— Start Rows —
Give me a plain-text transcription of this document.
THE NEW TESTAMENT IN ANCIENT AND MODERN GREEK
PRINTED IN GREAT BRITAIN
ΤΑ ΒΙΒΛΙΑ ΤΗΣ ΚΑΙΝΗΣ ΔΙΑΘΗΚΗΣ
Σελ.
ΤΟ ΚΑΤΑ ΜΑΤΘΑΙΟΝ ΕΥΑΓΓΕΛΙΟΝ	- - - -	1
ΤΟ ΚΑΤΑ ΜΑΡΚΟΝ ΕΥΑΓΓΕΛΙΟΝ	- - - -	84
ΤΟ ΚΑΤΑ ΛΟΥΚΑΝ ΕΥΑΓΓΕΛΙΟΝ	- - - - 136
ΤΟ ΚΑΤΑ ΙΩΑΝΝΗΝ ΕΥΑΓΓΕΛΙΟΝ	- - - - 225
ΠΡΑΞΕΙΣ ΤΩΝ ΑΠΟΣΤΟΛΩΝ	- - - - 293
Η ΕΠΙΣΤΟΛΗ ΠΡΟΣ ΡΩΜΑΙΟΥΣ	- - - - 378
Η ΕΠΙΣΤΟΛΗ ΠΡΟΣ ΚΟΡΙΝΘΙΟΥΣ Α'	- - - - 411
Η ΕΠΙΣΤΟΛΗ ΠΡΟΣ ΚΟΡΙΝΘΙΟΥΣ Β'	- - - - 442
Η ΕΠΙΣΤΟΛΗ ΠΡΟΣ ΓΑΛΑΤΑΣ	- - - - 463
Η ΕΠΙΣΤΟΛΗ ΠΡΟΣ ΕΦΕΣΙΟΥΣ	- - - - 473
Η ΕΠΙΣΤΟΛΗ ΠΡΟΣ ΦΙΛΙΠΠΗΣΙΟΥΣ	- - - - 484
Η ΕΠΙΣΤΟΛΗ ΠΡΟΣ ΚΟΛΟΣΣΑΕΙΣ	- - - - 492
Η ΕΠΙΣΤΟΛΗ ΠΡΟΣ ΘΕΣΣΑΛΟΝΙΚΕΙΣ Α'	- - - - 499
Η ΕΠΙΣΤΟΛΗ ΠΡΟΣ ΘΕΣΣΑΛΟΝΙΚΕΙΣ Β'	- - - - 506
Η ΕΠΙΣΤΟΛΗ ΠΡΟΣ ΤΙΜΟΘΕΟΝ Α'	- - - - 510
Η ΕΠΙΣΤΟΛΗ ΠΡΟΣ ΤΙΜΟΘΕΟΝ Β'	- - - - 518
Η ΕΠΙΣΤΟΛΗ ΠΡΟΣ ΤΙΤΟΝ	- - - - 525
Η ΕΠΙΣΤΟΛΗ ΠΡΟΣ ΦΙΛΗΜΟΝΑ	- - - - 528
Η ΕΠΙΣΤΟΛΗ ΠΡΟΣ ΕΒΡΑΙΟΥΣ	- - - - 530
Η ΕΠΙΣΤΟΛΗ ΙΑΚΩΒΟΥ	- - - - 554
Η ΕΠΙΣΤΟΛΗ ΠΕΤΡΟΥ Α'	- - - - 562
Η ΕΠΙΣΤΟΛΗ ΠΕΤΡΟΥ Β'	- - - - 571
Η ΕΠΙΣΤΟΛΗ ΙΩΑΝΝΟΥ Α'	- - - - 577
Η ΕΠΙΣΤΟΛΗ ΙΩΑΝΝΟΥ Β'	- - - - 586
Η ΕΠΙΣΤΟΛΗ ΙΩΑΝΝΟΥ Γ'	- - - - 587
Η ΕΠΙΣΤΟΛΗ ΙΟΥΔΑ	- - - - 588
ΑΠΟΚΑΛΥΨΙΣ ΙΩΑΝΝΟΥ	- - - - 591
— End Rows —
[Aim of the task]: Reproduce all the data word for word.

[Response to this exercise]:
Give me a plain-text transcription of this document.
THE NEW TESTAMENT IN ANCIENT AND MODERN GREEK
PRINTED IN GREAT BRITAIN
ΤΑ ΒΙΒΛΙΑ ΤΗΣ ΚΑΙΝΗΣ ΔΙΑΘΗΚΗΣ
Σελ.
ΤΟ ΚΑΤΑ ΜΑΤΘΑΙΟΝ ΕΥΑΓΓΕΛΙΟΝ	- - - -	1
ΤΟ ΚΑΤΑ ΜΑΡΚΟΝ ΕΥΑΓΓΕΛΙΟΝ	- - - -	84
ΤΟ ΚΑΤΑ ΛΟΥΚΑΝ ΕΥΑΓΓΕΛΙΟΝ	- - - - 136
ΤΟ ΚΑΤΑ ΙΩΑΝΝΗΝ ΕΥΑΓΓΕΛΙΟΝ	- - - - 225
ΠΡΑΞΕΙΣ ΤΩΝ ΑΠΟΣΤΟΛΩΝ	- - - - 293
Η ΕΠΙΣΤΟΛΗ ΠΡΟΣ ΡΩΜΑΙΟΥΣ	- - - - 378
Η ΕΠΙΣΤΟΛΗ ΠΡΟΣ ΚΟΡΙΝΘΙΟΥΣ Α'	- - - - 411
Η ΕΠΙΣΤΟΛΗ ΠΡΟΣ ΚΟΡΙΝΘΙΟΥΣ Β'	- - - - 442
Η ΕΠΙΣΤΟΛΗ ΠΡΟΣ ΓΑΛΑΤΑΣ	- - - - 463
Η ΕΠΙΣΤΟΛΗ ΠΡΟΣ ΕΦΕΣΙΟΥΣ	- - - - 473
Η ΕΠΙΣΤΟΛΗ ΠΡΟΣ ΦΙΛΙΠΠΗΣΙΟΥΣ	- - - - 484
Η ΕΠΙΣΤΟΛΗ ΠΡΟΣ ΚΟΛΟΣΣΑΕΙΣ	- - - - 492
Η ΕΠΙΣΤΟΛΗ ΠΡΟΣ ΘΕΣΣΑΛΟΝΙΚΕΙΣ Α'	- - - - 499
Η ΕΠΙΣΤΟΛΗ ΠΡΟΣ ΘΕΣΣΑΛΟΝΙΚΕΙΣ Β'	- - - - 506
Η ΕΠΙΣΤΟΛΗ ΠΡΟΣ ΤΙΜΟΘΕΟΝ Α'	- - - - 510
Η ΕΠΙΣΤΟΛΗ ΠΡΟΣ ΤΙΜΟΘΕΟΝ Β'	- - - - 518
Η ΕΠΙΣΤΟΛΗ ΠΡΟΣ ΤΙΤΟΝ	- - - - 525
Η ΕΠΙΣΤΟΛΗ ΠΡΟΣ ΦΙΛΗΜΟΝΑ	- - - - 528
Η ΕΠΙΣΤΟΛΗ ΠΡΟΣ ΕΒΡΑΙΟΥΣ	- - - - 530
Η ΕΠΙΣΤΟΛΗ ΙΑΚΩΒΟΥ	- - - - 554
Η ΕΠΙΣΤΟΛΗ ΠΕΤΡΟΥ Α'	- - - - 562
Η ΕΠΙΣΤΟΛΗ ΠΕΤΡΟΥ Β'	- - - - 571
Η ΕΠΙΣΤΟΛΗ ΙΩΑΝΝΟΥ Α'	- - - - 577
Η ΕΠΙΣΤΟΛΗ ΙΩΑΝΝΟΥ Β'	- - - - 586
Η ΕΠΙΣΤΟΛΗ ΙΩΑΝΝΟΥ Γ'	- - - - 587
Η ΕΠΙΣΤΟΛΗ ΙΟΥΔΑ	- - - - 588
ΑΠΟΚΑΛΥΨΙΣ ΙΩΑΝΝΟΥ	- - - - 591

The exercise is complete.